_WHAT TO DO_
Write the listing out again, all of it, word for word.

_ENTRIES_

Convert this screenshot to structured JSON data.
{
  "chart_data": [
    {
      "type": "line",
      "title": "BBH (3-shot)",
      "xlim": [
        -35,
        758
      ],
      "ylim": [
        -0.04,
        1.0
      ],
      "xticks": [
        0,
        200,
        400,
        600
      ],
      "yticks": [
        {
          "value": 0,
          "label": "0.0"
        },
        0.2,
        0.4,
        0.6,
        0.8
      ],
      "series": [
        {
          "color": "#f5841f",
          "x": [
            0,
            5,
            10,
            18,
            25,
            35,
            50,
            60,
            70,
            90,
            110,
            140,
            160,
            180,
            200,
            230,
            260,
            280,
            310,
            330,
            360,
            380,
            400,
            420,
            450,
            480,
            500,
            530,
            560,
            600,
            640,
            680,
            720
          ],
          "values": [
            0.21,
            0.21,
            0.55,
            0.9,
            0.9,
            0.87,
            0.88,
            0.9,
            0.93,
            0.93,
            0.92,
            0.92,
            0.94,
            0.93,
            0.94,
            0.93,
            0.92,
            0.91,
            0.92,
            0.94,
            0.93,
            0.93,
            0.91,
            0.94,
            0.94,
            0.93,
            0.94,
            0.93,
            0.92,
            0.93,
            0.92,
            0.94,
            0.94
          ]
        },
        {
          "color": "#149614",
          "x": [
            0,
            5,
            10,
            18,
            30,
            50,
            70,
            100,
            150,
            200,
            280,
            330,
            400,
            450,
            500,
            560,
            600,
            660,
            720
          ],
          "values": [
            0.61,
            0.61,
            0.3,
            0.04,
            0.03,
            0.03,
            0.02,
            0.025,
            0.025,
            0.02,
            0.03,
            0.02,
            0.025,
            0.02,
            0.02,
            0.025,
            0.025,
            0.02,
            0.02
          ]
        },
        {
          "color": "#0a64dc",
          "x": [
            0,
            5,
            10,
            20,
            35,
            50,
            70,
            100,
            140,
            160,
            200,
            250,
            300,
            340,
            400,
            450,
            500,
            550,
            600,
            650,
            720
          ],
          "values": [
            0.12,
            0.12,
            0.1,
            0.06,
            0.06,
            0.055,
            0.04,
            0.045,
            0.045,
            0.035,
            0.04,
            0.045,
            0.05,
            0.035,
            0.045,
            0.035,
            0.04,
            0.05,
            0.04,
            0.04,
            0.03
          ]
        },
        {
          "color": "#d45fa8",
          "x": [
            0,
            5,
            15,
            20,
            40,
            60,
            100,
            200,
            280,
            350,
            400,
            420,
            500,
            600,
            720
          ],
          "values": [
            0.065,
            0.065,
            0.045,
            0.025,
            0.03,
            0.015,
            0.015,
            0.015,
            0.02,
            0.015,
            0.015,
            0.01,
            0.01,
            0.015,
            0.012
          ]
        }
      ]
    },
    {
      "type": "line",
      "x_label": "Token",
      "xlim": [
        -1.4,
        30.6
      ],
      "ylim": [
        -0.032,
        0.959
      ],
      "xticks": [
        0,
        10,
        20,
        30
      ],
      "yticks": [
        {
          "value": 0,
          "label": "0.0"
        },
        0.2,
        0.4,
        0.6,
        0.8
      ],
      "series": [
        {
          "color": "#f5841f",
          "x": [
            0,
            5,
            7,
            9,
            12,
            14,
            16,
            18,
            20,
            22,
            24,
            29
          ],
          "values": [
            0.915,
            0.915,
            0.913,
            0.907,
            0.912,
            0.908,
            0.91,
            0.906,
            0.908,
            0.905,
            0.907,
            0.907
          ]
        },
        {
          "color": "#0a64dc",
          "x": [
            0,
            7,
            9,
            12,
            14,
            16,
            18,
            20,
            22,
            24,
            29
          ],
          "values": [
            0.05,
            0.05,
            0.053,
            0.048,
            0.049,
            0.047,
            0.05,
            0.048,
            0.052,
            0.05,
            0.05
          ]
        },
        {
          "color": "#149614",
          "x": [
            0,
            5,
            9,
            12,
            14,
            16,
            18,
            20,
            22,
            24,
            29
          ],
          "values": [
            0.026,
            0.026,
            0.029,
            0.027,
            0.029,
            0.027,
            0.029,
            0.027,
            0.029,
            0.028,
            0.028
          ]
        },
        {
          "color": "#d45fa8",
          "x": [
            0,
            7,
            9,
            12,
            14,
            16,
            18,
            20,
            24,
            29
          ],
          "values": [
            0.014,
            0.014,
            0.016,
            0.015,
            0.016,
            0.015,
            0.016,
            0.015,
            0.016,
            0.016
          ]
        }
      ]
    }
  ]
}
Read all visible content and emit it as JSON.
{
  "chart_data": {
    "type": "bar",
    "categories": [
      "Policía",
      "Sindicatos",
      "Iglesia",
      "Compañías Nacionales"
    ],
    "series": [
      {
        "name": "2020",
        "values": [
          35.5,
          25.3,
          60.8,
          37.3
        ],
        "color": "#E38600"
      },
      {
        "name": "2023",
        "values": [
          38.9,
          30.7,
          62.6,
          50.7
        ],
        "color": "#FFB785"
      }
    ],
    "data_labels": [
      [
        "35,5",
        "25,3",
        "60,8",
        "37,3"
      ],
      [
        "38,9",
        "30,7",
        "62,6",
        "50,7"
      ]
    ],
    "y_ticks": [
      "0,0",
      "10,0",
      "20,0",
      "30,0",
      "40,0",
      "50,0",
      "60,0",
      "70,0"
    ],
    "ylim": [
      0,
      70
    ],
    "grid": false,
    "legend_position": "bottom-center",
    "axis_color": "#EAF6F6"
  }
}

_TASK ANSWER_
Convert this screenshot to structured JSON data.
{
  "chart_data": [
    {
      "type": "line",
      "title": "BBH (3-shot)",
      "xlim": [
        -35,
        758
      ],
      "ylim": [
        -0.04,
        1.0
      ],
      "xticks": [
        0,
        200,
        400,
        600
      ],
      "yticks": [
        {
          "value": 0,
          "label": "0.0"
        },
        0.2,
        0.4,
        0.6,
        0.8
      ],
      "series": [
        {
          "color": "#f5841f",
          "x": [
            0,
            5,
            10,
            18,
            25,
            35,
            50,
            60,
            70,
            90,
            110,
            140,
            160,
            180,
            200,
            230,
            260,
            280,
            310,
            330,
            360,
            380,
            400,
            420,
            450,
            480,
            500,
            530,
            560,
            600,
            640,
            680,
            720
          ],
          "values": [
            0.21,
            0.21,
            0.55,
            0.9,
            0.9,
            0.87,
            0.88,
            0.9,
            0.93,
            0.93,
            0.92,
            0.92,
            0.94,
            0.93,
            0.94,
            0.93,
            0.92,
            0.91,
            0.92,
            0.94,
            0.93,
            0.93,
            0.91,
            0.94,
            0.94,
            0.93,
            0.94,
            0.93,
            0.92,
            0.93,
            0.92,
            0.94,
            0.94
          ]
        },
        {
          "color": "#149614",
          "x": [
            0,
            5,
            10,
            18,
            30,
            50,
            70,
            100,
            150,
            200,
            280,
            330,
            400,
            450,
            500,
            560,
            600,
            660,
            720
          ],
          "values": [
            0.61,
            0.61,
            0.3,
            0.04,
            0.03,
            0.03,
            0.02,
            0.025,
            0.025,
            0.02,
            0.03,
            0.02,
            0.025,
            0.02,
            0.02,
            0.025,
            0.025,
            0.02,
            0.02
          ]
        },
        {
          "color": "#0a64dc",
          "x": [
            0,
            5,
            10,
            20,
            35,
            50,
            70,
            100,
            140,
            160,
            200,
            250,
            300,
            340,
            400,
            450,
            500,
            550,
            600,
            650,
            720
          ],
          "values": [
            0.12,
            0.12,
            0.1,
            0.06,
            0.06,
            0.055,
            0.04,
            0.045,
            0.045,
            0.035,
            0.04,
            0.045,
            0.05,
            0.035,
            0.045,
            0.035,
            0.04,
            0.05,
            0.04,
            0.04,
            0.03
          ]
        },
        {
          "color": "#d45fa8",
          "x": [
            0,
            5,
            15,
            20,
            40,
            60,
            100,
            200,
            280,
            350,
            400,
            420,
            500,
            600,
            720
          ],
          "values": [
            0.065,
            0.065,
            0.045,
            0.025,
            0.03,
            0.015,
            0.015,
            0.015,
            0.02,
            0.015,
            0.015,
            0.01,
            0.01,
            0.015,
            0.012
          ]
        }
      ]
    },
    {
      "type": "line",
      "x_label": "Token",
      "xlim": [
        -1.4,
        30.6
      ],
      "ylim": [
        -0.032,
        0.959
      ],
      "xticks": [
        0,
        10,
        20,
        30
      ],
      "yticks": [
        {
          "value": 0,
          "label": "0.0"
        },
        0.2,
        0.4,
        0.6,
        0.8
      ],
      "series": [
        {
          "color": "#f5841f",
          "x": [
            0,
            5,
            7,
            9,
            12,
            14,
            16,
            18,
            20,
            22,
            24,
            29
          ],
          "values": [
            0.915,
            0.915,
            0.913,
            0.907,
            0.912,
            0.908,
            0.91,
            0.906,
            0.908,
            0.905,
            0.907,
            0.907
          ]
        },
        {
          "color": "#0a64dc",
          "x": [
            0,
            7,
            9,
            12,
            14,
            16,
            18,
            20,
            22,
            24,
            29
          ],
          "values": [
            0.05,
            0.05,
            0.053,
            0.048,
            0.049,
            0.047,
            0.05,
            0.048,
            0.052,
            0.05,
            0.05
          ]
        },
        {
          "color": "#149614",
          "x": [
            0,
            5,
            9,
            12,
            14,
            16,
            18,
            20,
            22,
            24,
            29
          ],
          "values": [
            0.026,
            0.026,
            0.029,
            0.027,
            0.029,
            0.027,
            0.029,
            0.027,
            0.029,
            0.028,
            0.028
          ]
        },
        {
          "color": "#d45fa8",
          "x": [
            0,
            7,
            9,
            12,
            14,
            16,
            18,
            20,
            24,
            29
          ],
          "values": [
            0.014,
            0.014,
            0.016,
            0.015,
            0.016,
            0.015,
            0.016,
            0.015,
            0.016,
            0.016
          ]
        }
      ]
    }
  ]
}
Read all visible content and emit it as JSON.
{
  "chart_data": {
    "type": "bar",
    "categories": [
      "Policía",
      "Sindicatos",
      "Iglesia",
      "Compañías Nacionales"
    ],
    "series": [
      {
        "name": "2020",
        "values": [
          35.5,
          25.3,
          60.8,
          37.3
        ],
        "color": "#E38600"
      },
      {
        "name": "2023",
        "values": [
          38.9,
          30.7,
          62.6,
          50.7
        ],
        "color": "#FFB785"
      }
    ],
    "data_labels": [
      [
        "35,5",
        "25,3",
        "60,8",
        "37,3"
      ],
      [
        "38,9",
        "30,7",
        "62,6",
        "50,7"
      ]
    ],
    "y_ticks": [
      "0,0",
      "10,0",
      "20,0",
      "30,0",
      "40,0",
      "50,0",
      "60,0",
      "70,0"
    ],
    "ylim": [
      0,
      70
    ],
    "grid": false,
    "legend_position": "bottom-center",
    "axis_color": "#EAF6F6"
  }
}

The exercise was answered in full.